(Source data)
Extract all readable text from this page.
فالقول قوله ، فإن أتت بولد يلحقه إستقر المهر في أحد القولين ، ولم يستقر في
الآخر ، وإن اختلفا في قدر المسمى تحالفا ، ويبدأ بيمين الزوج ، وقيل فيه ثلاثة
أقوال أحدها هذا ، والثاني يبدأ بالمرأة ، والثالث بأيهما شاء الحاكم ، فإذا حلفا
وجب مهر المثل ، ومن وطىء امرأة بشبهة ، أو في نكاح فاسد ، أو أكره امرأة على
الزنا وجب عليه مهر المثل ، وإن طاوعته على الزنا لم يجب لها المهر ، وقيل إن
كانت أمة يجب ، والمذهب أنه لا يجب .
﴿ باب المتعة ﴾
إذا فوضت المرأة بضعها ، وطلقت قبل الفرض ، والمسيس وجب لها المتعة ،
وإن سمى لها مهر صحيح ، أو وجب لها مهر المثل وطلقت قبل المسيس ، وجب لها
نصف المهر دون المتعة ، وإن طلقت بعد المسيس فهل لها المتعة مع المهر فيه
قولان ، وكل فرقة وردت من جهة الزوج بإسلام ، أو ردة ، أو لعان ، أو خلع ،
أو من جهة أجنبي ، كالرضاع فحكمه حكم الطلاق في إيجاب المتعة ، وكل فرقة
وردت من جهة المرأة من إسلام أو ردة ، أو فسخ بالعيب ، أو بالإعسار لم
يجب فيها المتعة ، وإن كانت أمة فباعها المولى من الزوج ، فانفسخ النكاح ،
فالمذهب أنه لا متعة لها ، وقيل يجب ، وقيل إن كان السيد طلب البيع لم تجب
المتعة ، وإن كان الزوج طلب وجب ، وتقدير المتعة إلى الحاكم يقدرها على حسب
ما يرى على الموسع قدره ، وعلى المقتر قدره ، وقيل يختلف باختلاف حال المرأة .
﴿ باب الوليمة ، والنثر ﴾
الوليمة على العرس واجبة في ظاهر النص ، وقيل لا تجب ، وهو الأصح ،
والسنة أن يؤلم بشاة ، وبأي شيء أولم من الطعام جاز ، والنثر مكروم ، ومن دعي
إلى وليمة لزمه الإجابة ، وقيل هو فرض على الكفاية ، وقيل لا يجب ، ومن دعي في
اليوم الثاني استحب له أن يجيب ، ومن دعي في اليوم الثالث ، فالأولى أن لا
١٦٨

- _Task instructions_: Print the records above exactly as they appear.

- _Right answer_:
Extract all readable text from this page.
فالقول قوله ، فإن أتت بولد يلحقه إستقر المهر في أحد القولين ، ولم يستقر في
الآخر ، وإن اختلفا في قدر المسمى تحالفا ، ويبدأ بيمين الزوج ، وقيل فيه ثلاثة
أقوال أحدها هذا ، والثاني يبدأ بالمرأة ، والثالث بأيهما شاء الحاكم ، فإذا حلفا
وجب مهر المثل ، ومن وطىء امرأة بشبهة ، أو في نكاح فاسد ، أو أكره امرأة على
الزنا وجب عليه مهر المثل ، وإن طاوعته على الزنا لم يجب لها المهر ، وقيل إن
كانت أمة يجب ، والمذهب أنه لا يجب .
﴿ باب المتعة ﴾
إذا فوضت المرأة بضعها ، وطلقت قبل الفرض ، والمسيس وجب لها المتعة ،
وإن سمى لها مهر صحيح ، أو وجب لها مهر المثل وطلقت قبل المسيس ، وجب لها
نصف المهر دون المتعة ، وإن طلقت بعد المسيس فهل لها المتعة مع المهر فيه
قولان ، وكل فرقة وردت من جهة الزوج بإسلام ، أو ردة ، أو لعان ، أو خلع ،
أو من جهة أجنبي ، كالرضاع فحكمه حكم الطلاق في إيجاب المتعة ، وكل فرقة
وردت من جهة المرأة من إسلام أو ردة ، أو فسخ بالعيب ، أو بالإعسار لم
يجب فيها المتعة ، وإن كانت أمة فباعها المولى من الزوج ، فانفسخ النكاح ،
فالمذهب أنه لا متعة لها ، وقيل يجب ، وقيل إن كان السيد طلب البيع لم تجب
المتعة ، وإن كان الزوج طلب وجب ، وتقدير المتعة إلى الحاكم يقدرها على حسب
ما يرى على الموسع قدره ، وعلى المقتر قدره ، وقيل يختلف باختلاف حال المرأة .
﴿ باب الوليمة ، والنثر ﴾
الوليمة على العرس واجبة في ظاهر النص ، وقيل لا تجب ، وهو الأصح ،
والسنة أن يؤلم بشاة ، وبأي شيء أولم من الطعام جاز ، والنثر مكروم ، ومن دعي
إلى وليمة لزمه الإجابة ، وقيل هو فرض على الكفاية ، وقيل لا يجب ، ومن دعي في
اليوم الثاني استحب له أن يجيب ، ومن دعي في اليوم الثالث ، فالأولى أن لا
١٦٨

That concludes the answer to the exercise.